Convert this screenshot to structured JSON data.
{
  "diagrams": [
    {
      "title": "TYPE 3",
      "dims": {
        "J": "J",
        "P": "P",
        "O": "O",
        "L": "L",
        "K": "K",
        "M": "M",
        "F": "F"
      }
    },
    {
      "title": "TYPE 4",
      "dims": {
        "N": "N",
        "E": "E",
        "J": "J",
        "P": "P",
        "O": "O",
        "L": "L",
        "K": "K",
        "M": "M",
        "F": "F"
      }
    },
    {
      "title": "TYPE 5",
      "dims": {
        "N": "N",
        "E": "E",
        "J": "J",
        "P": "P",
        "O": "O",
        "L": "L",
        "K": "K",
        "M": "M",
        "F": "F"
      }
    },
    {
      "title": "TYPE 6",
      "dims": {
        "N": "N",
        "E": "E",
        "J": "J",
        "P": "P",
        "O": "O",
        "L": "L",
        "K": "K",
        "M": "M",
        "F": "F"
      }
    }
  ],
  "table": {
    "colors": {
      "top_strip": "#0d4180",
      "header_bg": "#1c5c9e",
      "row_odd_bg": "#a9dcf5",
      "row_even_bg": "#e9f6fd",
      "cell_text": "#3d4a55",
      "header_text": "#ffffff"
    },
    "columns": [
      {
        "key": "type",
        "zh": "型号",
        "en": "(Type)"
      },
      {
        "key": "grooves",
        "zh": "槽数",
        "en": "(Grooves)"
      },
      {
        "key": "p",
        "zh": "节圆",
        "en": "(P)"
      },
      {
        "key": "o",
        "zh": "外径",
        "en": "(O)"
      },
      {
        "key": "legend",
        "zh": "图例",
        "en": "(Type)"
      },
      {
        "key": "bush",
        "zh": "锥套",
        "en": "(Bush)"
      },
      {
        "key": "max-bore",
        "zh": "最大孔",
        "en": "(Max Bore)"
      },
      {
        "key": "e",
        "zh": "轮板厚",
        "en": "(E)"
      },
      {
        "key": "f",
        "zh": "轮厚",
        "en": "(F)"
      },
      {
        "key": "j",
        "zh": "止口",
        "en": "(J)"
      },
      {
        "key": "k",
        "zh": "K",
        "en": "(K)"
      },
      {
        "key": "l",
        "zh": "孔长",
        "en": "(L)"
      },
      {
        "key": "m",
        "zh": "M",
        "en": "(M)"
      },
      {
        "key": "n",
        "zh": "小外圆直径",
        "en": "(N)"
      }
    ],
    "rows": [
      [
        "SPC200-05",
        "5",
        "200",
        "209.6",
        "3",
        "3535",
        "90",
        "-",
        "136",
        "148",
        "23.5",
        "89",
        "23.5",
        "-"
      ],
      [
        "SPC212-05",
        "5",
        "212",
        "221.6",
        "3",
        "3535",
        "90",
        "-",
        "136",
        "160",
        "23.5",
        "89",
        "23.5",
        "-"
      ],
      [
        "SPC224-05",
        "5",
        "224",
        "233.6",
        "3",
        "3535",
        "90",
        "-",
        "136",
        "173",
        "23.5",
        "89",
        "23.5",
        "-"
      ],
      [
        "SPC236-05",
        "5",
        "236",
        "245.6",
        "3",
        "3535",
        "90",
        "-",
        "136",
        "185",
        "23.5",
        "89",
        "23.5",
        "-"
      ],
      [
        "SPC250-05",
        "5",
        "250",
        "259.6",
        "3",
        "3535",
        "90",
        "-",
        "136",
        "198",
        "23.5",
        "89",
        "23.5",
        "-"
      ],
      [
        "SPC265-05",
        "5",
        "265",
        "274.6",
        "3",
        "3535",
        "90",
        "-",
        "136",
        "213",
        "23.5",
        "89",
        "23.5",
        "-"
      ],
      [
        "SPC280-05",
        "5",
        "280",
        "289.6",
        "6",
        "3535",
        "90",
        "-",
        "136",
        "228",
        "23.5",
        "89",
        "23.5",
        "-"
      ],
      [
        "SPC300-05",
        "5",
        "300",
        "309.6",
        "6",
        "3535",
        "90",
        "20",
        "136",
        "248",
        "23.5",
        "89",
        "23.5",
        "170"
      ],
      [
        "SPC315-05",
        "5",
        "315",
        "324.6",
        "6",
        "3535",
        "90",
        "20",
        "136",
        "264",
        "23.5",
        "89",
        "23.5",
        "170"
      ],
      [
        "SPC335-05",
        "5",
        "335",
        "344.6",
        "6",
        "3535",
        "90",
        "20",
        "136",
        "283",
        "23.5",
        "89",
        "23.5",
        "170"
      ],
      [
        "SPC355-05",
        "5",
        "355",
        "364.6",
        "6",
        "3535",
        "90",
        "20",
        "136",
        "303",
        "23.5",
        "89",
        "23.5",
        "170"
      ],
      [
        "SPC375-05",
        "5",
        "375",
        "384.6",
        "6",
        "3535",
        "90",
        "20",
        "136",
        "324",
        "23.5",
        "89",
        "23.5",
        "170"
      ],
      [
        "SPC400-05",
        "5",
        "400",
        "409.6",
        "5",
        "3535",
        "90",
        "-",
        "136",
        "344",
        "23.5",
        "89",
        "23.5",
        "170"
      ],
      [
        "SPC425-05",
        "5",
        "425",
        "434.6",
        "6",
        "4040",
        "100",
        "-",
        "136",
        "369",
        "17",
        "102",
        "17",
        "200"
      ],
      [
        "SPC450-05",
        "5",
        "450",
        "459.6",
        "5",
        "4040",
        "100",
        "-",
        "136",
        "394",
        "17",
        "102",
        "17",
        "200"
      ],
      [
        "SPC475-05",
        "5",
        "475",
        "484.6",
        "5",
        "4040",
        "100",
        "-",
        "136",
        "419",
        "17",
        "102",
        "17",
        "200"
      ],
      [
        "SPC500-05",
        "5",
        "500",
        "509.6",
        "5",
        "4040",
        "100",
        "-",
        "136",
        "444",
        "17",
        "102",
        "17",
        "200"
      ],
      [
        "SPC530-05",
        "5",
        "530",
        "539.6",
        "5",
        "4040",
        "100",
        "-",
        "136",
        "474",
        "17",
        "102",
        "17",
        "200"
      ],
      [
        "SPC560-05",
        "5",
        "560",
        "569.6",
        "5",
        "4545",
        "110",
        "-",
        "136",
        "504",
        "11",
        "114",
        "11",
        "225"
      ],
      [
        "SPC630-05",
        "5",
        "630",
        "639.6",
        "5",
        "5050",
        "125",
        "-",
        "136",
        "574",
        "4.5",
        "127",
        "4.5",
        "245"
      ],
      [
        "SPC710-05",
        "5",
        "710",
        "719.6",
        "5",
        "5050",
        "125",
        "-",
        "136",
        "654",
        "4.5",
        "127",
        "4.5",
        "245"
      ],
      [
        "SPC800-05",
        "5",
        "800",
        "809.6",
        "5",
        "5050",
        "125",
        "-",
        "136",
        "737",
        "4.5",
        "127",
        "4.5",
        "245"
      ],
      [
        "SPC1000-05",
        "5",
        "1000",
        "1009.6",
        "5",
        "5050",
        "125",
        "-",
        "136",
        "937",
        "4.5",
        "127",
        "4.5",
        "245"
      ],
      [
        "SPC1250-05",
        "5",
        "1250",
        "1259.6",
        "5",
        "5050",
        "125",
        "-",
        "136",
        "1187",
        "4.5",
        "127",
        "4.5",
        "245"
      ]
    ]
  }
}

============

* **Goal of the exercise**:
Write out every record verbatim.

* **Solved exercise**:
Convert this screenshot to structured JSON data.
{
  "diagrams": [
    {
      "title": "TYPE 3",
      "dims": {
        "J": "J",
        "P": "P",
        "O": "O",
        "L": "L",
        "K": "K",
        "M": "M",
        "F": "F"
      }
    },
    {
      "title": "TYPE 4",
      "dims": {
        "N": "N",
        "E": "E",
        "J": "J",
        "P": "P",
        "O": "O",
        "L": "L",
        "K": "K",
        "M": "M",
        "F": "F"
      }
    },
    {
      "title": "TYPE 5",
      "dims": {
        "N": "N",
        "E": "E",
        "J": "J",
        "P": "P",
        "O": "O",
        "L": "L",
        "K": "K",
        "M": "M",
        "F": "F"
      }
    },
    {
      "title": "TYPE 6",
      "dims": {
        "N": "N",
        "E": "E",
        "J": "J",
        "P": "P",
        "O": "O",
        "L": "L",
        "K": "K",
        "M": "M",
        "F": "F"
      }
    }
  ],
  "table": {
    "colors": {
      "top_strip": "#0d4180",
      "header_bg": "#1c5c9e",
      "row_odd_bg": "#a9dcf5",
      "row_even_bg": "#e9f6fd",
      "cell_text": "#3d4a55",
      "header_text": "#ffffff"
    },
    "columns": [
      {
        "key": "type",
        "zh": "型号",
        "en": "(Type)"
      },
      {
        "key": "grooves",
        "zh": "槽数",
        "en": "(Grooves)"
      },
      {
        "key": "p",
        "zh": "节圆",
        "en": "(P)"
      },
      {
        "key": "o",
        "zh": "外径",
        "en": "(O)"
      },
      {
        "key": "legend",
        "zh": "图例",
        "en": "(Type)"
      },
      {
        "key": "bush",
        "zh": "锥套",
        "en": "(Bush)"
      },
      {
        "key": "max-bore",
        "zh": "最大孔",
        "en": "(Max Bore)"
      },
      {
        "key": "e",
        "zh": "轮板厚",
        "en": "(E)"
      },
      {
        "key": "f",
        "zh": "轮厚",
        "en": "(F)"
      },
      {
        "key": "j",
        "zh": "止口",
        "en": "(J)"
      },
      {
        "key": "k",
        "zh": "K",
        "en": "(K)"
      },
      {
        "key": "l",
        "zh": "孔长",
        "en": "(L)"
      },
      {
        "key": "m",
        "zh": "M",
        "en": "(M)"
      },
      {
        "key": "n",
        "zh": "小外圆直径",
        "en": "(N)"
      }
    ],
    "rows": [
      [
        "SPC200-05",
        "5",
        "200",
        "209.6",
        "3",
        "3535",
        "90",
        "-",
        "136",
        "148",
        "23.5",
        "89",
        "23.5",
        "-"
      ],
      [
        "SPC212-05",
        "5",
        "212",
        "221.6",
        "3",
        "3535",
        "90",
        "-",
        "136",
        "160",
        "23.5",
        "89",
        "23.5",
        "-"
      ],
      [
        "SPC224-05",
        "5",
        "224",
        "233.6",
        "3",
        "3535",
        "90",
        "-",
        "136",
        "173",
        "23.5",
        "89",
        "23.5",
        "-"
      ],
      [
        "SPC236-05",
        "5",
        "236",
        "245.6",
        "3",
        "3535",
        "90",
        "-",
        "136",
        "185",
        "23.5",
        "89",
        "23.5",
        "-"
      ],
      [
        "SPC250-05",
        "5",
        "250",
        "259.6",
        "3",
        "3535",
        "90",
        "-",
        "136",
        "198",
        "23.5",
        "89",
        "23.5",
        "-"
      ],
      [
        "SPC265-05",
        "5",
        "265",
        "274.6",
        "3",
        "3535",
        "90",
        "-",
        "136",
        "213",
        "23.5",
        "89",
        "23.5",
        "-"
      ],
      [
        "SPC280-05",
        "5",
        "280",
        "289.6",
        "6",
        "3535",
        "90",
        "-",
        "136",
        "228",
        "23.5",
        "89",
        "23.5",
        "-"
      ],
      [
        "SPC300-05",
        "5",
        "300",
        "309.6",
        "6",
        "3535",
        "90",
        "20",
        "136",
        "248",
        "23.5",
        "89",
        "23.5",
        "170"
      ],
      [
        "SPC315-05",
        "5",
        "315",
        "324.6",
        "6",
        "3535",
        "90",
        "20",
        "136",
        "264",
        "23.5",
        "89",
        "23.5",
        "170"
      ],
      [
        "SPC335-05",
        "5",
        "335",
        "344.6",
        "6",
        "3535",
        "90",
        "20",
        "136",
        "283",
        "23.5",
        "89",
        "23.5",
        "170"
      ],
      [
        "SPC355-05",
        "5",
        "355",
        "364.6",
        "6",
        "3535",
        "90",
        "20",
        "136",
        "303",
        "23.5",
        "89",
        "23.5",
        "170"
      ],
      [
        "SPC375-05",
        "5",
        "375",
        "384.6",
        "6",
        "3535",
        "90",
        "20",
        "136",
        "324",
        "23.5",
        "89",
        "23.5",
        "170"
      ],
      [
        "SPC400-05",
        "5",
        "400",
        "409.6",
        "5",
        "3535",
        "90",
        "-",
        "136",
        "344",
        "23.5",
        "89",
        "23.5",
        "170"
      ],
      [
        "SPC425-05",
        "5",
        "425",
        "434.6",
        "6",
        "4040",
        "100",
        "-",
        "136",
        "369",
        "17",
        "102",
        "17",
        "200"
      ],
      [
        "SPC450-05",
        "5",
        "450",
        "459.6",
        "5",
        "4040",
        "100",
        "-",
        "136",
        "394",
        "17",
        "102",
        "17",
        "200"
      ],
      [
        "SPC475-05",
        "5",
        "475",
        "484.6",
        "5",
        "4040",
        "100",
        "-",
        "136",
        "419",
        "17",
        "102",
        "17",
        "200"
      ],
      [
        "SPC500-05",
        "5",
        "500",
        "509.6",
        "5",
        "4040",
        "100",
        "-",
        "136",
        "444",
        "17",
        "102",
        "17",
        "200"
      ],
      [
        "SPC530-05",
        "5",
        "530",
        "539.6",
        "5",
        "4040",
        "100",
        "-",
        "136",
        "474",
        "17",
        "102",
        "17",
        "200"
      ],
      [
        "SPC560-05",
        "5",
        "560",
        "569.6",
        "5",
        "4545",
        "110",
        "-",
        "136",
        "504",
        "11",
        "114",
        "11",
        "225"
      ],
      [
        "SPC630-05",
        "5",
        "630",
        "639.6",
        "5",
        "5050",
        "125",
        "-",
        "136",
        "574",
        "4.5",
        "127",
        "4.5",
        "245"
      ],
      [
        "SPC710-05",
        "5",
        "710",
        "719.6",
        "5",
        "5050",
        "125",
        "-",
        "136",
        "654",
        "4.5",
        "127",
        "4.5",
        "245"
      ],
      [
        "SPC800-05",
        "5",
        "800",
        "809.6",
        "5",
        "5050",
        "125",
        "-",
        "136",
        "737",
        "4.5",
        "127",
        "4.5",
        "245"
      ],
      [
        "SPC1000-05",
        "5",
        "1000",
        "1009.6",
        "5",
        "5050",
        "125",
        "-",
        "136",
        "937",
        "4.5",
        "127",
        "4.5",
        "245"
      ],
      [
        "SPC1250-05",
        "5",
        "1250",
        "1259.6",
        "5",
        "5050",
        "125",
        "-",
        "136",
        "1187",
        "4.5",
        "127",
        "4.5",
        "245"
      ]
    ]
  }
}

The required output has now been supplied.